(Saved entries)

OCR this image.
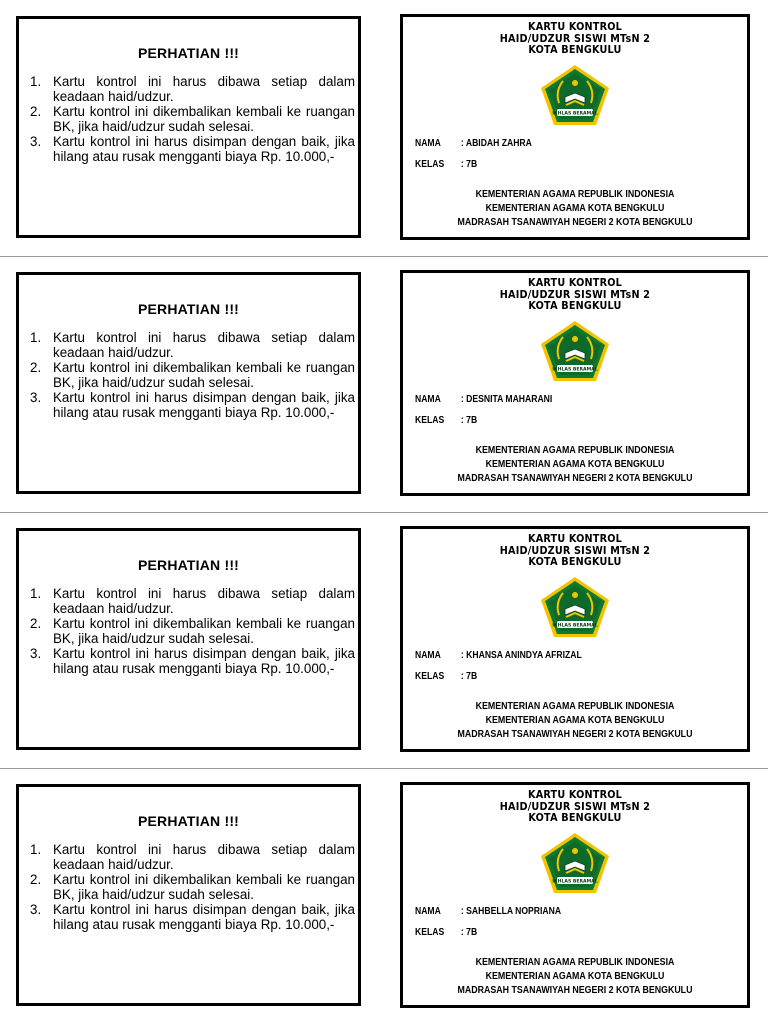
PERHATIAN !!!
1. Kartu kontrol ini harus dibawa setiap dalam keadaan haid/udzur.
2. Kartu kontrol ini dikembalikan kembali ke ruangan BK, jika haid/udzur sudah selesai.
3. Kartu kontrol ini harus disimpan dengan baik, jika hilang atau rusak mengganti biaya Rp. 10.000,-
KARTU KONTROL
HAID/UDZUR SISWI MTsN 2
KOTA BENGKULU
IKHLAS BERAMAL
NAMA : ABIDAH ZAHRA
KELAS : 7B
KEMENTERIAN AGAMA REPUBLIK INDONESIA
KEMENTERIAN AGAMA KOTA BENGKULU
MADRASAH TSANAWIYAH NEGERI 2 KOTA BENGKULU
PERHATIAN !!!
1. Kartu kontrol ini harus dibawa setiap dalam keadaan haid/udzur.
2. Kartu kontrol ini dikembalikan kembali ke ruangan BK, jika haid/udzur sudah selesai.
3. Kartu kontrol ini harus disimpan dengan baik, jika hilang atau rusak mengganti biaya Rp. 10.000,-
KARTU KONTROL
HAID/UDZUR SISWI MTsN 2
KOTA BENGKULU
IKHLAS BERAMAL
NAMA : DESNITA MAHARANI
KELAS : 7B
KEMENTERIAN AGAMA REPUBLIK INDONESIA
KEMENTERIAN AGAMA KOTA BENGKULU
MADRASAH TSANAWIYAH NEGERI 2 KOTA BENGKULU
PERHATIAN !!!
1. Kartu kontrol ini harus dibawa setiap dalam keadaan haid/udzur.
2. Kartu kontrol ini dikembalikan kembali ke ruangan BK, jika haid/udzur sudah selesai.
3. Kartu kontrol ini harus disimpan dengan baik, jika hilang atau rusak mengganti biaya Rp. 10.000,-
KARTU KONTROL
HAID/UDZUR SISWI MTsN 2
KOTA BENGKULU
IKHLAS BERAMAL
NAMA : KHANSA ANINDYA AFRIZAL
KELAS : 7B
KEMENTERIAN AGAMA REPUBLIK INDONESIA
KEMENTERIAN AGAMA KOTA BENGKULU
MADRASAH TSANAWIYAH NEGERI 2 KOTA BENGKULU
PERHATIAN !!!
1. Kartu kontrol ini harus dibawa setiap dalam keadaan haid/udzur.
2. Kartu kontrol ini dikembalikan kembali ke ruangan BK, jika haid/udzur sudah selesai.
3. Kartu kontrol ini harus disimpan dengan baik, jika hilang atau rusak mengganti biaya Rp. 10.000,-
KARTU KONTROL
HAID/UDZUR SISWI MTsN 2
KOTA BENGKULU
IKHLAS BERAMAL
NAMA : SAHBELLA NOPRIANA
KELAS : 7B
KEMENTERIAN AGAMA REPUBLIK INDONESIA
KEMENTERIAN AGAMA KOTA BENGKULU
MADRASAH TSANAWIYAH NEGERI 2 KOTA BENGKULU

» THE TASK: Transcribe the material exactly, and leave out whatever pictures it holds.

» SOLUTION BELOW:
OCR this image.
PERHATIAN !!!
1. Kartu kontrol ini harus dibawa setiap dalam keadaan haid/udzur.
2. Kartu kontrol ini dikembalikan kembali ke ruangan BK, jika haid/udzur sudah selesai.
3. Kartu kontrol ini harus disimpan dengan baik, jika hilang atau rusak mengganti biaya Rp. 10.000,-
KARTU KONTROL
HAID/UDZUR SISWI MTsN 2
KOTA BENGKULU
IKHLAS BERAMAL
NAMA : ABIDAH ZAHRA
KELAS : 7B
KEMENTERIAN AGAMA REPUBLIK INDONESIA
KEMENTERIAN AGAMA KOTA BENGKULU
MADRASAH TSANAWIYAH NEGERI 2 KOTA BENGKULU
PERHATIAN !!!
1. Kartu kontrol ini harus dibawa setiap dalam keadaan haid/udzur.
2. Kartu kontrol ini dikembalikan kembali ke ruangan BK, jika haid/udzur sudah selesai.
3. Kartu kontrol ini harus disimpan dengan baik, jika hilang atau rusak mengganti biaya Rp. 10.000,-
KARTU KONTROL
HAID/UDZUR SISWI MTsN 2
KOTA BENGKULU
IKHLAS BERAMAL
NAMA : DESNITA MAHARANI
KELAS : 7B
KEMENTERIAN AGAMA REPUBLIK INDONESIA
KEMENTERIAN AGAMA KOTA BENGKULU
MADRASAH TSANAWIYAH NEGERI 2 KOTA BENGKULU
PERHATIAN !!!
1. Kartu kontrol ini harus dibawa setiap dalam keadaan haid/udzur.
2. Kartu kontrol ini dikembalikan kembali ke ruangan BK, jika haid/udzur sudah selesai.
3. Kartu kontrol ini harus disimpan dengan baik, jika hilang atau rusak mengganti biaya Rp. 10.000,-
KARTU KONTROL
HAID/UDZUR SISWI MTsN 2
KOTA BENGKULU
IKHLAS BERAMAL
NAMA : KHANSA ANINDYA AFRIZAL
KELAS : 7B
KEMENTERIAN AGAMA REPUBLIK INDONESIA
KEMENTERIAN AGAMA KOTA BENGKULU
MADRASAH TSANAWIYAH NEGERI 2 KOTA BENGKULU
PERHATIAN !!!
1. Kartu kontrol ini harus dibawa setiap dalam keadaan haid/udzur.
2. Kartu kontrol ini dikembalikan kembali ke ruangan BK, jika haid/udzur sudah selesai.
3. Kartu kontrol ini harus disimpan dengan baik, jika hilang atau rusak mengganti biaya Rp. 10.000,-
KARTU KONTROL
HAID/UDZUR SISWI MTsN 2
KOTA BENGKULU
IKHLAS BERAMAL
NAMA : SAHBELLA NOPRIANA
KELAS : 7B
KEMENTERIAN AGAMA REPUBLIK INDONESIA
KEMENTERIAN AGAMA KOTA BENGKULU
MADRASAH TSANAWIYAH NEGERI 2 KOTA BENGKULU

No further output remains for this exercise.